● **Exercise description**: Transcribe the data that follows precisely, omitting nothing.

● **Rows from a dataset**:
------------------------------------------------

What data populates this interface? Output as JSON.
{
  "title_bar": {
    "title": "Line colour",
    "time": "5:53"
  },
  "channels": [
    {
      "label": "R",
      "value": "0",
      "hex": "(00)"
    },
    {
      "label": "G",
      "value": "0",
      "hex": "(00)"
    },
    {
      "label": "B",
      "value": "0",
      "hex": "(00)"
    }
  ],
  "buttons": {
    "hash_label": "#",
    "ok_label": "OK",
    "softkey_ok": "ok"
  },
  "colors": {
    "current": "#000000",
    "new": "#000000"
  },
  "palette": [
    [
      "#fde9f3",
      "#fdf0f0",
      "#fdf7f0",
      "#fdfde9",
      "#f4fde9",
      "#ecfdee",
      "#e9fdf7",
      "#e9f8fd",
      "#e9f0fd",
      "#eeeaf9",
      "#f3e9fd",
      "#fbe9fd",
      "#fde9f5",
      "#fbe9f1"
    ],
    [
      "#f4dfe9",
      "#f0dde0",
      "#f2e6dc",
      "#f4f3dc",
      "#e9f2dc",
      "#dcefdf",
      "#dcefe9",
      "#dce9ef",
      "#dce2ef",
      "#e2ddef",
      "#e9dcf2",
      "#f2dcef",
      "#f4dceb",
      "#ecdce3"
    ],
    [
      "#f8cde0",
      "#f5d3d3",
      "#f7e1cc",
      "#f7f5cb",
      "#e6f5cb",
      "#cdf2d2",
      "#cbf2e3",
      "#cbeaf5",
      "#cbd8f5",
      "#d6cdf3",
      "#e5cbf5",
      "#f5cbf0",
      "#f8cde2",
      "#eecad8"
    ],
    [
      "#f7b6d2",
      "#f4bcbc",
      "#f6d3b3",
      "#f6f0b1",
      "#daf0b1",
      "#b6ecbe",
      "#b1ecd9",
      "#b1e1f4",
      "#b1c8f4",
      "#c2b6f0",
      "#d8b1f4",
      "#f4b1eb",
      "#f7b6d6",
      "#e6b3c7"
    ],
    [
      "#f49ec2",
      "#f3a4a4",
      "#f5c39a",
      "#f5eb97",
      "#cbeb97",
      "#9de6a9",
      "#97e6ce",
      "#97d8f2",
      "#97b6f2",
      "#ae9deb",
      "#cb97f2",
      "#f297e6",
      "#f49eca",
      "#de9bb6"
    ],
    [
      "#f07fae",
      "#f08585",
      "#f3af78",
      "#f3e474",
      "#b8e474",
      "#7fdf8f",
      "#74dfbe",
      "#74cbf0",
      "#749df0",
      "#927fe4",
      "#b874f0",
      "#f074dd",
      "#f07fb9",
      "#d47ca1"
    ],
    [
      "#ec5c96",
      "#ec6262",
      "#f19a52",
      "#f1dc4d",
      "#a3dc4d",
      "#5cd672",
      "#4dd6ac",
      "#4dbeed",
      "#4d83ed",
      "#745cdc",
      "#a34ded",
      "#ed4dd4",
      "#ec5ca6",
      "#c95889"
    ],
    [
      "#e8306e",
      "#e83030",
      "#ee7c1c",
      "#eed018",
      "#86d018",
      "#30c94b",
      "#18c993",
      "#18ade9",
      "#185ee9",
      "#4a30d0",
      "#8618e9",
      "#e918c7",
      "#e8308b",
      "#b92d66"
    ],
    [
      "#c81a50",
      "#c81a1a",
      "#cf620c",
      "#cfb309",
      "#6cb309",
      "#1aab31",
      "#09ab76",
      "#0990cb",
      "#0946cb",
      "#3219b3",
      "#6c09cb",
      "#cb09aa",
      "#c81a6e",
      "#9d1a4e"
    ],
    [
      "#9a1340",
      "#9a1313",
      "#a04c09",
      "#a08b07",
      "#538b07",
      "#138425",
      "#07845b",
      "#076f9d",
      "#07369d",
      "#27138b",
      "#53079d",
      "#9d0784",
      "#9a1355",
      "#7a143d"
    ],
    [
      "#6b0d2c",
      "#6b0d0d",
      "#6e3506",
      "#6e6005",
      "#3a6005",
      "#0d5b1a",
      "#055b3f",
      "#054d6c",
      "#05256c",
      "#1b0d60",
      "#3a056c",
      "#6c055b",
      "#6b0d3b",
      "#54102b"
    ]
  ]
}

------------------------------------------------

● **Task answer**:
What data populates this interface? Output as JSON.
{
  "title_bar": {
    "title": "Line colour",
    "time": "5:53"
  },
  "channels": [
    {
      "label": "R",
      "value": "0",
      "hex": "(00)"
    },
    {
      "label": "G",
      "value": "0",
      "hex": "(00)"
    },
    {
      "label": "B",
      "value": "0",
      "hex": "(00)"
    }
  ],
  "buttons": {
    "hash_label": "#",
    "ok_label": "OK",
    "softkey_ok": "ok"
  },
  "colors": {
    "current": "#000000",
    "new": "#000000"
  },
  "palette": [
    [
      "#fde9f3",
      "#fdf0f0",
      "#fdf7f0",
      "#fdfde9",
      "#f4fde9",
      "#ecfdee",
      "#e9fdf7",
      "#e9f8fd",
      "#e9f0fd",
      "#eeeaf9",
      "#f3e9fd",
      "#fbe9fd",
      "#fde9f5",
      "#fbe9f1"
    ],
    [
      "#f4dfe9",
      "#f0dde0",
      "#f2e6dc",
      "#f4f3dc",
      "#e9f2dc",
      "#dcefdf",
      "#dcefe9",
      "#dce9ef",
      "#dce2ef",
      "#e2ddef",
      "#e9dcf2",
      "#f2dcef",
      "#f4dceb",
      "#ecdce3"
    ],
    [
      "#f8cde0",
      "#f5d3d3",
      "#f7e1cc",
      "#f7f5cb",
      "#e6f5cb",
      "#cdf2d2",
      "#cbf2e3",
      "#cbeaf5",
      "#cbd8f5",
      "#d6cdf3",
      "#e5cbf5",
      "#f5cbf0",
      "#f8cde2",
      "#eecad8"
    ],
    [
      "#f7b6d2",
      "#f4bcbc",
      "#f6d3b3",
      "#f6f0b1",
      "#daf0b1",
      "#b6ecbe",
      "#b1ecd9",
      "#b1e1f4",
      "#b1c8f4",
      "#c2b6f0",
      "#d8b1f4",
      "#f4b1eb",
      "#f7b6d6",
      "#e6b3c7"
    ],
    [
      "#f49ec2",
      "#f3a4a4",
      "#f5c39a",
      "#f5eb97",
      "#cbeb97",
      "#9de6a9",
      "#97e6ce",
      "#97d8f2",
      "#97b6f2",
      "#ae9deb",
      "#cb97f2",
      "#f297e6",
      "#f49eca",
      "#de9bb6"
    ],
    [
      "#f07fae",
      "#f08585",
      "#f3af78",
      "#f3e474",
      "#b8e474",
      "#7fdf8f",
      "#74dfbe",
      "#74cbf0",
      "#749df0",
      "#927fe4",
      "#b874f0",
      "#f074dd",
      "#f07fb9",
      "#d47ca1"
    ],
    [
      "#ec5c96",
      "#ec6262",
      "#f19a52",
      "#f1dc4d",
      "#a3dc4d",
      "#5cd672",
      "#4dd6ac",
      "#4dbeed",
      "#4d83ed",
      "#745cdc",
      "#a34ded",
      "#ed4dd4",
      "#ec5ca6",
      "#c95889"
    ],
    [
      "#e8306e",
      "#e83030",
      "#ee7c1c",
      "#eed018",
      "#86d018",
      "#30c94b",
      "#18c993",
      "#18ade9",
      "#185ee9",
      "#4a30d0",
      "#8618e9",
      "#e918c7",
      "#e8308b",
      "#b92d66"
    ],
    [
      "#c81a50",
      "#c81a1a",
      "#cf620c",
      "#cfb309",
      "#6cb309",
      "#1aab31",
      "#09ab76",
      "#0990cb",
      "#0946cb",
      "#3219b3",
      "#6c09cb",
      "#cb09aa",
      "#c81a6e",
      "#9d1a4e"
    ],
    [
      "#9a1340",
      "#9a1313",
      "#a04c09",
      "#a08b07",
      "#538b07",
      "#138425",
      "#07845b",
      "#076f9d",
      "#07369d",
      "#27138b",
      "#53079d",
      "#9d0784",
      "#9a1355",
      "#7a143d"
    ],
    [
      "#6b0d2c",
      "#6b0d0d",
      "#6e3506",
      "#6e6005",
      "#3a6005",
      "#0d5b1a",
      "#055b3f",
      "#054d6c",
      "#05256c",
      "#1b0d60",
      "#3a056c",
      "#6c055b",
      "#6b0d3b",
      "#54102b"
    ]
  ]
}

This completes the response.